### Provided information
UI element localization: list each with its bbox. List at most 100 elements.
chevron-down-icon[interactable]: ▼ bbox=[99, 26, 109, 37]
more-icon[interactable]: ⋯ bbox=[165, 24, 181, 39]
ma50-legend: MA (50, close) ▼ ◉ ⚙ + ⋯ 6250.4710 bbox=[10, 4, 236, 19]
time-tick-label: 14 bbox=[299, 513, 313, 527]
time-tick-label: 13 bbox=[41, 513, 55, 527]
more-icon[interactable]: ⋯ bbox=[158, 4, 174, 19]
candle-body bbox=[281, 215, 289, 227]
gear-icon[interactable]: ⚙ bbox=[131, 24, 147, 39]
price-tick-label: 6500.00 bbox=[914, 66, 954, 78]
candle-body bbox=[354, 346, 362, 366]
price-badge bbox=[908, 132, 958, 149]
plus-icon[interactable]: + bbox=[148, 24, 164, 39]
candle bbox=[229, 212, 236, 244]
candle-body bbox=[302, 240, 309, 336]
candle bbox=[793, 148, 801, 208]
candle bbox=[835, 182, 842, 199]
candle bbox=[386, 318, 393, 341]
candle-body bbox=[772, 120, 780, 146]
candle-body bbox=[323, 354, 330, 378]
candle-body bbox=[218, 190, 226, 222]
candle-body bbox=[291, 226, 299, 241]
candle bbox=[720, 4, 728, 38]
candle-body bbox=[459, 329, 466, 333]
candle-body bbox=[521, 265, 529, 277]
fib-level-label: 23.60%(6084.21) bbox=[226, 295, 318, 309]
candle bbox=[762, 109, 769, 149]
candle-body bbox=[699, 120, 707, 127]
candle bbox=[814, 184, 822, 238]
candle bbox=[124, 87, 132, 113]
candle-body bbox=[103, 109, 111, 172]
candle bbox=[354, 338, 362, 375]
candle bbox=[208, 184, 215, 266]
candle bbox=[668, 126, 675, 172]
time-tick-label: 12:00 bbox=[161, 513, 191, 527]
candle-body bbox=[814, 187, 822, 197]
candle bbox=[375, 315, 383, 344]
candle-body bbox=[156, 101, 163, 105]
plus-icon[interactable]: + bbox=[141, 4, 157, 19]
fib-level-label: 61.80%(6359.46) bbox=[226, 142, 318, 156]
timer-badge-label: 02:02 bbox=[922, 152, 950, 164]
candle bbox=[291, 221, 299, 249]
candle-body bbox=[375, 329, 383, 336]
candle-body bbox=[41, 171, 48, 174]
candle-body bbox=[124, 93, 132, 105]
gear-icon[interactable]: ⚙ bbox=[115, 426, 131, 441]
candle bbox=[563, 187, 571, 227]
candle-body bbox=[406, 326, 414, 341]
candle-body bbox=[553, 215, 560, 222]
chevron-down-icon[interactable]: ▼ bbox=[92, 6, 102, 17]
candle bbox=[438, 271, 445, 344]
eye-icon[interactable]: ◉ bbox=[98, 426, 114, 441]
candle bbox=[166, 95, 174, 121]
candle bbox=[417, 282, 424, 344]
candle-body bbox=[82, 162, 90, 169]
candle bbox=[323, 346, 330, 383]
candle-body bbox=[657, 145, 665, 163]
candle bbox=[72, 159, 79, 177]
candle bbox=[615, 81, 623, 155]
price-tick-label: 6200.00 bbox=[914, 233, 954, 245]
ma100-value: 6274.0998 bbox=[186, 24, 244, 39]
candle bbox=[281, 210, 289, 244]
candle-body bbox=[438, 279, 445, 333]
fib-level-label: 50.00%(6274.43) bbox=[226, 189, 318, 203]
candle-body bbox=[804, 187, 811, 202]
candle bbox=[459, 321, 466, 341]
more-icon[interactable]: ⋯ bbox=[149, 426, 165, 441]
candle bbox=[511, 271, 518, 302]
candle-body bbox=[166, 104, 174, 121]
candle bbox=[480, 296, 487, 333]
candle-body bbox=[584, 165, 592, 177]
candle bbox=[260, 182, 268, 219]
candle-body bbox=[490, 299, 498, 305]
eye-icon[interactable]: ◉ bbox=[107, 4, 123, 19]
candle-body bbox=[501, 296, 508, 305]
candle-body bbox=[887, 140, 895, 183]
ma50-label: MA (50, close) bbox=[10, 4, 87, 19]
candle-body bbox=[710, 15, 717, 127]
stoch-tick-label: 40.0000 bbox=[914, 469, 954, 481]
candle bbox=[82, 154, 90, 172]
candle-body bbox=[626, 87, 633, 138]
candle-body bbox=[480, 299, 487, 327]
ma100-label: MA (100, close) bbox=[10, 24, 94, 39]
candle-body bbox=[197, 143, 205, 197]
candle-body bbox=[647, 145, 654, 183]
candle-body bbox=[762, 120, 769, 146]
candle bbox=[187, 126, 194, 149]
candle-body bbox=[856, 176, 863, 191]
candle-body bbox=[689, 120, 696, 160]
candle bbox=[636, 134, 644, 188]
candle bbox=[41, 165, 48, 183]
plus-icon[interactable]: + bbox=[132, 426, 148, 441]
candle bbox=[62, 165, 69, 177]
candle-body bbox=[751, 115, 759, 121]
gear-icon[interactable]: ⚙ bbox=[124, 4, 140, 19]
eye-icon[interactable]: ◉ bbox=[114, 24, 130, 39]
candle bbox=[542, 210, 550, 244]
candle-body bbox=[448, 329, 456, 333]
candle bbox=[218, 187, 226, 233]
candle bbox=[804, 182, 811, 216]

### Exercise prompt
Reproduce the records above verbatim, line by line, with no changes.

### Answer to this task
UI element localization: list each with its bbox. List at most 100 elements.
chevron-down-icon[interactable]: ▼ bbox=[99, 26, 109, 37]
more-icon[interactable]: ⋯ bbox=[165, 24, 181, 39]
ma50-legend: MA (50, close) ▼ ◉ ⚙ + ⋯ 6250.4710 bbox=[10, 4, 236, 19]
time-tick-label: 14 bbox=[299, 513, 313, 527]
time-tick-label: 13 bbox=[41, 513, 55, 527]
more-icon[interactable]: ⋯ bbox=[158, 4, 174, 19]
candle-body bbox=[281, 215, 289, 227]
gear-icon[interactable]: ⚙ bbox=[131, 24, 147, 39]
price-tick-label: 6500.00 bbox=[914, 66, 954, 78]
candle-body bbox=[354, 346, 362, 366]
price-badge bbox=[908, 132, 958, 149]
plus-icon[interactable]: + bbox=[148, 24, 164, 39]
candle bbox=[229, 212, 236, 244]
candle-body bbox=[302, 240, 309, 336]
candle bbox=[793, 148, 801, 208]
candle bbox=[835, 182, 842, 199]
candle bbox=[386, 318, 393, 341]
candle-body bbox=[772, 120, 780, 146]
candle-body bbox=[323, 354, 330, 378]
candle-body bbox=[218, 190, 226, 222]
candle-body bbox=[291, 226, 299, 241]
candle bbox=[720, 4, 728, 38]
candle-body bbox=[459, 329, 466, 333]
candle-body bbox=[521, 265, 529, 277]
fib-level-label: 23.60%(6084.21) bbox=[226, 295, 318, 309]
candle bbox=[762, 109, 769, 149]
candle-body bbox=[699, 120, 707, 127]
candle bbox=[814, 184, 822, 238]
candle bbox=[124, 87, 132, 113]
candle-body bbox=[103, 109, 111, 172]
candle bbox=[354, 338, 362, 375]
candle bbox=[208, 184, 215, 266]
candle bbox=[668, 126, 675, 172]
time-tick-label: 12:00 bbox=[161, 513, 191, 527]
candle-body bbox=[814, 187, 822, 197]
candle bbox=[375, 315, 383, 344]
candle-body bbox=[156, 101, 163, 105]
plus-icon[interactable]: + bbox=[141, 4, 157, 19]
fib-level-label: 61.80%(6359.46) bbox=[226, 142, 318, 156]
timer-badge-label: 02:02 bbox=[922, 152, 950, 164]
candle bbox=[291, 221, 299, 249]
candle-body bbox=[375, 329, 383, 336]
candle-body bbox=[41, 171, 48, 174]
candle-body bbox=[124, 93, 132, 105]
gear-icon[interactable]: ⚙ bbox=[115, 426, 131, 441]
candle bbox=[563, 187, 571, 227]
candle-body bbox=[406, 326, 414, 341]
candle-body bbox=[553, 215, 560, 222]
chevron-down-icon[interactable]: ▼ bbox=[92, 6, 102, 17]
candle bbox=[438, 271, 445, 344]
eye-icon[interactable]: ◉ bbox=[98, 426, 114, 441]
candle bbox=[166, 95, 174, 121]
candle bbox=[417, 282, 424, 344]
candle-body bbox=[82, 162, 90, 169]
candle bbox=[323, 346, 330, 383]
candle-body bbox=[657, 145, 665, 163]
candle bbox=[72, 159, 79, 177]
candle bbox=[615, 81, 623, 155]
price-tick-label: 6200.00 bbox=[914, 233, 954, 245]
ma100-value: 6274.0998 bbox=[186, 24, 244, 39]
candle bbox=[281, 210, 289, 244]
candle-body bbox=[438, 279, 445, 333]
fib-level-label: 50.00%(6274.43) bbox=[226, 189, 318, 203]
candle-body bbox=[804, 187, 811, 202]
candle bbox=[459, 321, 466, 341]
more-icon[interactable]: ⋯ bbox=[149, 426, 165, 441]
candle bbox=[511, 271, 518, 302]
candle-body bbox=[166, 104, 174, 121]
candle bbox=[480, 296, 487, 333]
candle-body bbox=[584, 165, 592, 177]
candle bbox=[260, 182, 268, 219]
candle-body bbox=[490, 299, 498, 305]
eye-icon[interactable]: ◉ bbox=[107, 4, 123, 19]
candle-body bbox=[501, 296, 508, 305]
candle-body bbox=[887, 140, 895, 183]
ma50-label: MA (50, close) bbox=[10, 4, 87, 19]
candle-body bbox=[710, 15, 717, 127]
stoch-tick-label: 40.0000 bbox=[914, 469, 954, 481]
candle bbox=[82, 154, 90, 172]
candle-body bbox=[626, 87, 633, 138]
candle-body bbox=[480, 299, 487, 327]
ma100-label: MA (100, close) bbox=[10, 24, 94, 39]
candle-body bbox=[197, 143, 205, 197]
candle-body bbox=[647, 145, 654, 183]
candle-body bbox=[762, 120, 769, 146]
candle bbox=[187, 126, 194, 149]
candle-body bbox=[856, 176, 863, 191]
candle-body bbox=[689, 120, 696, 160]
candle bbox=[636, 134, 644, 188]
candle bbox=[41, 165, 48, 183]
plus-icon[interactable]: + bbox=[132, 426, 148, 441]
candle bbox=[62, 165, 69, 177]
candle-body bbox=[751, 115, 759, 121]
gear-icon[interactable]: ⚙ bbox=[124, 4, 140, 19]
eye-icon[interactable]: ◉ bbox=[114, 24, 130, 39]
candle bbox=[542, 210, 550, 244]
candle-body bbox=[448, 329, 456, 333]
candle bbox=[218, 187, 226, 233]
candle bbox=[804, 182, 811, 216]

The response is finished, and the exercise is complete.